• _Instruction_: Write out each line of the box coordinate listings below exactly as it appears, keeping every character and the original order across all the records.

(Box coordinate listings)
┌──

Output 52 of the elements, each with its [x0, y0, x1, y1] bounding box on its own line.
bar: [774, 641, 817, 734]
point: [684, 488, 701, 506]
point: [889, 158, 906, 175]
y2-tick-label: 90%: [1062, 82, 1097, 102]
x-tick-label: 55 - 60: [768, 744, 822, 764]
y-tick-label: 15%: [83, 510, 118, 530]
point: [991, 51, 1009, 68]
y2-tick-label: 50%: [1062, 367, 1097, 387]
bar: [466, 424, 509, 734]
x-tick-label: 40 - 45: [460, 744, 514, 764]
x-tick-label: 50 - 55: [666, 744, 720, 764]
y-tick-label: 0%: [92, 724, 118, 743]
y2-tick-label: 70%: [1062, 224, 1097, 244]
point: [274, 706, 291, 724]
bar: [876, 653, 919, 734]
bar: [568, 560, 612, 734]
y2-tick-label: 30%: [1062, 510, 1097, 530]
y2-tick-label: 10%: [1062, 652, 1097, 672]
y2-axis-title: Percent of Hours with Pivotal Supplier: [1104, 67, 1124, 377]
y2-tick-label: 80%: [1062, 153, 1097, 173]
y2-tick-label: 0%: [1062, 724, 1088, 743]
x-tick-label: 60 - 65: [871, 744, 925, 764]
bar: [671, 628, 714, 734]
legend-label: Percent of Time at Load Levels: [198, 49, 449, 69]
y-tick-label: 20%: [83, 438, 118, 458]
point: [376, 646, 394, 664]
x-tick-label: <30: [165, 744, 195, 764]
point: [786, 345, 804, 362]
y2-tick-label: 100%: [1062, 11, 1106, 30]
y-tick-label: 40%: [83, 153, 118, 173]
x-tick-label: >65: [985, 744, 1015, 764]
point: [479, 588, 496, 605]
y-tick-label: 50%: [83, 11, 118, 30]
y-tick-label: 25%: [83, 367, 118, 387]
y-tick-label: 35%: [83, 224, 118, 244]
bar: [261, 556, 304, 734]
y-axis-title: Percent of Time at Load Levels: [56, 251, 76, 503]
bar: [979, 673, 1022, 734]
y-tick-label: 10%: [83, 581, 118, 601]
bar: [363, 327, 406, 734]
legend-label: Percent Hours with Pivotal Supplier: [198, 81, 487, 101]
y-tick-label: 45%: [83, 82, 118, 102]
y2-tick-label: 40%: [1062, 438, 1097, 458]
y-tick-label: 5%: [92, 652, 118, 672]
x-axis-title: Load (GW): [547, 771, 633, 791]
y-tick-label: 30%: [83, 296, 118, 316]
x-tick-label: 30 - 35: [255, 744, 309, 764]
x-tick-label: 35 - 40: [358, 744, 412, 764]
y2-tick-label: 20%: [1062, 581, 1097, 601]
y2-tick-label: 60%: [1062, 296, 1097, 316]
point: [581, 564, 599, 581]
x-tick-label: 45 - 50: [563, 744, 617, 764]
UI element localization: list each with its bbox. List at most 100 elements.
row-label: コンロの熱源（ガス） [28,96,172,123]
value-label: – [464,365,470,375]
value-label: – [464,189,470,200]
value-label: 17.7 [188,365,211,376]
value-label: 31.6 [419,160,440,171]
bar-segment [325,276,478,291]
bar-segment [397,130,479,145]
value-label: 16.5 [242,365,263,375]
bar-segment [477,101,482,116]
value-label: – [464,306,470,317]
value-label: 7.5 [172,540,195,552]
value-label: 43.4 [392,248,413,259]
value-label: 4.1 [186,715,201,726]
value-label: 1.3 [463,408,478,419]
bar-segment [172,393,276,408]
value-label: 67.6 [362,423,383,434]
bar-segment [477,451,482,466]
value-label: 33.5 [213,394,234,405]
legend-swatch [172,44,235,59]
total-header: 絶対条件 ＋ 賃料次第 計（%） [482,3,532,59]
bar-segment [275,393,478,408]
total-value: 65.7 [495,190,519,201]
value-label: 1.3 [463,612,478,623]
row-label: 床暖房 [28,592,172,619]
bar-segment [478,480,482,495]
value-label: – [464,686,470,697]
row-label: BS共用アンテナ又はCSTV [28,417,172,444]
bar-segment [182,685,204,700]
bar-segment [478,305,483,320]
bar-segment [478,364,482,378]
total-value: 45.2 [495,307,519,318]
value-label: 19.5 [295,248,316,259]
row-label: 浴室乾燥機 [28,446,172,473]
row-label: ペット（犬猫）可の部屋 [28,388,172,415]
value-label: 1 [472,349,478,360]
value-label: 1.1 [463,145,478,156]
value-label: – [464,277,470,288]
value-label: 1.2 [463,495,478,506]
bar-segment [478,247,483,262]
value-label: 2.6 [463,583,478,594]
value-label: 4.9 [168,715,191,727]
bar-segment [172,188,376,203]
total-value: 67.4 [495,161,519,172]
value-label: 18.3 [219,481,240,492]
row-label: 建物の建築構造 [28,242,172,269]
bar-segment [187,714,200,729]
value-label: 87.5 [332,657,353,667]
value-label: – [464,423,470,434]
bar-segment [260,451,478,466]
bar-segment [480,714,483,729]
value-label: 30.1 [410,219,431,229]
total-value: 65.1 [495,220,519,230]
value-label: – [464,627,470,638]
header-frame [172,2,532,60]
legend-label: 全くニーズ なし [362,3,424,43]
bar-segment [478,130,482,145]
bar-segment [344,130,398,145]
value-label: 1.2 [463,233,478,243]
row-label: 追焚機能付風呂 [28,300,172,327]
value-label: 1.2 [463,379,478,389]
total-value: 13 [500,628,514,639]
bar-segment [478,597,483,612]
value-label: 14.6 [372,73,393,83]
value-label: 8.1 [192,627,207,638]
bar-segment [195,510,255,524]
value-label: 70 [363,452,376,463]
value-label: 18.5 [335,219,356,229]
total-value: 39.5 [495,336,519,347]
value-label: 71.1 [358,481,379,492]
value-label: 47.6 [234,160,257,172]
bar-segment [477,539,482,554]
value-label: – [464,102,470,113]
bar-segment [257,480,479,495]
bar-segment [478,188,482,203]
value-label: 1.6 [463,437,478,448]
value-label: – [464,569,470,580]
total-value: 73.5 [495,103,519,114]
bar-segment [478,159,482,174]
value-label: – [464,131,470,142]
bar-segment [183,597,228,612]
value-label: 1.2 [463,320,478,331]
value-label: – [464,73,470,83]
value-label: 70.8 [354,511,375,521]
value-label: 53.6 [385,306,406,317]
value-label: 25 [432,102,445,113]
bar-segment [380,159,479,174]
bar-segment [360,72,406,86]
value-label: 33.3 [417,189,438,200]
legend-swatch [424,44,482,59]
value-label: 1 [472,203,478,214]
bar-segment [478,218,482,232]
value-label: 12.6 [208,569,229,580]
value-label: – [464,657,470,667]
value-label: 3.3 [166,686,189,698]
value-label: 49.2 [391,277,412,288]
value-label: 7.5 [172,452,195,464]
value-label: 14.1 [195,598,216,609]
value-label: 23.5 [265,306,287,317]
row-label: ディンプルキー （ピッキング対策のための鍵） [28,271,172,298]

└──

• _Complete output_:
Output 52 of the elements, each with its [x0, y0, x1, y1] bounding box on its own line.
bar: [774, 641, 817, 734]
point: [684, 488, 701, 506]
point: [889, 158, 906, 175]
y2-tick-label: 90%: [1062, 82, 1097, 102]
x-tick-label: 55 - 60: [768, 744, 822, 764]
y-tick-label: 15%: [83, 510, 118, 530]
point: [991, 51, 1009, 68]
y2-tick-label: 50%: [1062, 367, 1097, 387]
bar: [466, 424, 509, 734]
x-tick-label: 40 - 45: [460, 744, 514, 764]
x-tick-label: 50 - 55: [666, 744, 720, 764]
y-tick-label: 0%: [92, 724, 118, 743]
y2-tick-label: 70%: [1062, 224, 1097, 244]
point: [274, 706, 291, 724]
bar: [876, 653, 919, 734]
bar: [568, 560, 612, 734]
y2-tick-label: 30%: [1062, 510, 1097, 530]
y2-tick-label: 10%: [1062, 652, 1097, 672]
y2-axis-title: Percent of Hours with Pivotal Supplier: [1104, 67, 1124, 377]
y2-tick-label: 80%: [1062, 153, 1097, 173]
y2-tick-label: 0%: [1062, 724, 1088, 743]
x-tick-label: 60 - 65: [871, 744, 925, 764]
bar: [671, 628, 714, 734]
legend-label: Percent of Time at Load Levels: [198, 49, 449, 69]
y-tick-label: 20%: [83, 438, 118, 458]
point: [376, 646, 394, 664]
x-tick-label: <30: [165, 744, 195, 764]
point: [786, 345, 804, 362]
y2-tick-label: 100%: [1062, 11, 1106, 30]
y-tick-label: 40%: [83, 153, 118, 173]
x-tick-label: >65: [985, 744, 1015, 764]
point: [479, 588, 496, 605]
y-tick-label: 50%: [83, 11, 118, 30]
y-tick-label: 25%: [83, 367, 118, 387]
y-tick-label: 35%: [83, 224, 118, 244]
bar: [261, 556, 304, 734]
y-axis-title: Percent of Time at Load Levels: [56, 251, 76, 503]
bar: [979, 673, 1022, 734]
y-tick-label: 10%: [83, 581, 118, 601]
bar: [363, 327, 406, 734]
legend-label: Percent Hours with Pivotal Supplier: [198, 81, 487, 101]
y-tick-label: 45%: [83, 82, 118, 102]
y2-tick-label: 40%: [1062, 438, 1097, 458]
y-tick-label: 5%: [92, 652, 118, 672]
x-axis-title: Load (GW): [547, 771, 633, 791]
y-tick-label: 30%: [83, 296, 118, 316]
x-tick-label: 30 - 35: [255, 744, 309, 764]
x-tick-label: 35 - 40: [358, 744, 412, 764]
y2-tick-label: 20%: [1062, 581, 1097, 601]
y2-tick-label: 60%: [1062, 296, 1097, 316]
point: [581, 564, 599, 581]
x-tick-label: 45 - 50: [563, 744, 617, 764]
UI element localization: list each with its bbox. List at most 100 elements.
row-label: コンロの熱源（ガス） [28,96,172,123]
value-label: – [464,365,470,375]
value-label: – [464,189,470,200]
value-label: 17.7 [188,365,211,376]
value-label: 31.6 [419,160,440,171]
bar-segment [325,276,478,291]
bar-segment [397,130,479,145]
value-label: 16.5 [242,365,263,375]
bar-segment [477,101,482,116]
value-label: – [464,306,470,317]
value-label: 7.5 [172,540,195,552]
value-label: 43.4 [392,248,413,259]
value-label: 4.1 [186,715,201,726]
value-label: 1.3 [463,408,478,419]
bar-segment [172,393,276,408]
value-label: 67.6 [362,423,383,434]
bar-segment [477,451,482,466]
value-label: 33.5 [213,394,234,405]
legend-swatch [172,44,235,59]
total-header: 絶対条件 ＋ 賃料次第 計（%） [482,3,532,59]
bar-segment [275,393,478,408]
total-value: 65.7 [495,190,519,201]
value-label: 1.3 [463,612,478,623]
row-label: 床暖房 [28,592,172,619]
bar-segment [478,480,482,495]
value-label: – [464,686,470,697]
row-label: BS共用アンテナ又はCSTV [28,417,172,444]
bar-segment [182,685,204,700]
bar-segment [478,305,483,320]
bar-segment [478,364,482,378]
total-value: 45.2 [495,307,519,318]
value-label: 19.5 [295,248,316,259]
row-label: 浴室乾燥機 [28,446,172,473]
row-label: ペット（犬猫）可の部屋 [28,388,172,415]
value-label: 1 [472,349,478,360]
value-label: 1.1 [463,145,478,156]
value-label: – [464,277,470,288]
value-label: 1.2 [463,495,478,506]
bar-segment [478,247,483,262]
value-label: 2.6 [463,583,478,594]
value-label: 4.9 [168,715,191,727]
bar-segment [172,188,376,203]
total-value: 67.4 [495,161,519,172]
value-label: 18.3 [219,481,240,492]
row-label: 建物の建築構造 [28,242,172,269]
bar-segment [187,714,200,729]
value-label: 87.5 [332,657,353,667]
value-label: – [464,423,470,434]
bar-segment [260,451,478,466]
bar-segment [480,714,483,729]
value-label: 30.1 [410,219,431,229]
total-value: 65.1 [495,220,519,230]
value-label: – [464,627,470,638]
header-frame [172,2,532,60]
legend-label: 全くニーズ なし [362,3,424,43]
bar-segment [478,130,482,145]
bar-segment [344,130,398,145]
value-label: 1.2 [463,233,478,243]
row-label: 追焚機能付風呂 [28,300,172,327]
value-label: 1.2 [463,379,478,389]
total-value: 13 [500,628,514,639]
bar-segment [478,597,483,612]
value-label: 14.6 [372,73,393,83]
value-label: 8.1 [192,627,207,638]
bar-segment [195,510,255,524]
value-label: 70 [363,452,376,463]
value-label: 18.5 [335,219,356,229]
total-value: 39.5 [495,336,519,347]
value-label: 71.1 [358,481,379,492]
value-label: 47.6 [234,160,257,172]
bar-segment [477,539,482,554]
value-label: – [464,102,470,113]
bar-segment [257,480,479,495]
bar-segment [478,188,482,203]
value-label: 1.6 [463,437,478,448]
value-label: – [464,569,470,580]
total-value: 73.5 [495,103,519,114]
bar-segment [478,159,482,174]
value-label: – [464,131,470,142]
bar-segment [183,597,228,612]
value-label: 1.2 [463,320,478,331]
value-label: – [464,73,470,83]
value-label: 70.8 [354,511,375,521]
value-label: 53.6 [385,306,406,317]
value-label: 25 [432,102,445,113]
bar-segment [380,159,479,174]
bar-segment [360,72,406,86]
value-label: 33.3 [417,189,438,200]
legend-swatch [424,44,482,59]
value-label: 1 [472,203,478,214]
bar-segment [478,218,482,232]
value-label: 12.6 [208,569,229,580]
value-label: – [464,657,470,667]
value-label: 3.3 [166,686,189,698]
value-label: 49.2 [391,277,412,288]
value-label: 7.5 [172,452,195,464]
value-label: 14.1 [195,598,216,609]
value-label: 23.5 [265,306,287,317]
row-label: ディンプルキー （ピッキング対策のための鍵） [28,271,172,298]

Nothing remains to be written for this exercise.